Data items:
--- BEGIN ---

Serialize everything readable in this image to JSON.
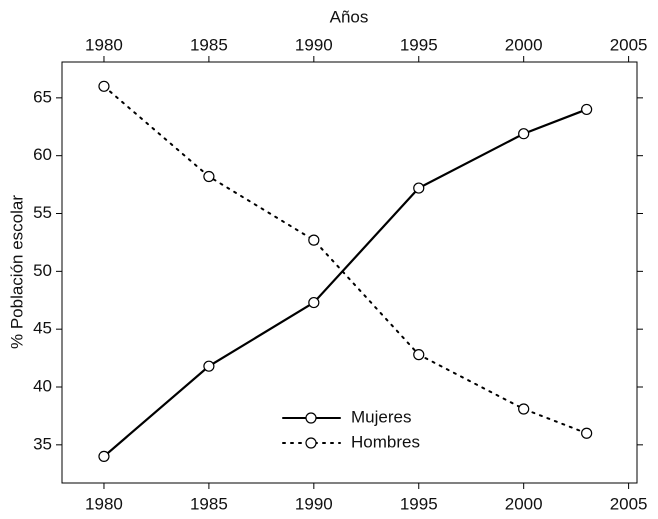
{
  "chart_data": {
    "type": "line",
    "xlabel": "Años",
    "ylabel": "% Población escolar",
    "x": [
      1980,
      1985,
      1990,
      1995,
      2000,
      2003
    ],
    "series": [
      {
        "name": "Mujeres",
        "color": "#000000",
        "linestyle": "solid",
        "values": [
          34,
          41.8,
          47.3,
          57.2,
          61.9,
          64
        ]
      },
      {
        "name": "Hombres",
        "color": "#000000",
        "linestyle": "dotted",
        "values": [
          66,
          58.2,
          52.7,
          42.8,
          38.1,
          36
        ]
      }
    ],
    "xlim": [
      1978,
      2005.4
    ],
    "xticks": [
      1980,
      1985,
      1990,
      1995,
      2000,
      2005
    ],
    "ylim": [
      31.7,
      68.1
    ],
    "yticks": [
      35,
      40,
      45,
      50,
      55,
      60,
      65
    ],
    "grid": false,
    "legend": "lower center"
  }
}
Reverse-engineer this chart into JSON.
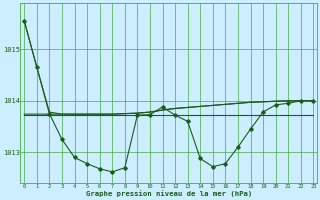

--- END ---

- DIRECTION: Using the material above, retype each entry exactly and omit the pictures.

- WRITTEN ANSWER:
Serialize everything readable in this image to JSON.
{
  "chart_data": {
    "type": "line",
    "xlabel": "Años",
    "ylabel": "% Población escolar",
    "x": [
      1980,
      1985,
      1990,
      1995,
      2000,
      2003
    ],
    "series": [
      {
        "name": "Mujeres",
        "color": "#000000",
        "linestyle": "solid",
        "values": [
          34,
          41.8,
          47.3,
          57.2,
          61.9,
          64
        ]
      },
      {
        "name": "Hombres",
        "color": "#000000",
        "linestyle": "dotted",
        "values": [
          66,
          58.2,
          52.7,
          42.8,
          38.1,
          36
        ]
      }
    ],
    "xlim": [
      1978,
      2005.4
    ],
    "xticks": [
      1980,
      1985,
      1990,
      1995,
      2000,
      2005
    ],
    "ylim": [
      31.7,
      68.1
    ],
    "yticks": [
      35,
      40,
      45,
      50,
      55,
      60,
      65
    ],
    "grid": false,
    "legend": "lower center"
  }
}
Reverse-engineer this chart into JSON.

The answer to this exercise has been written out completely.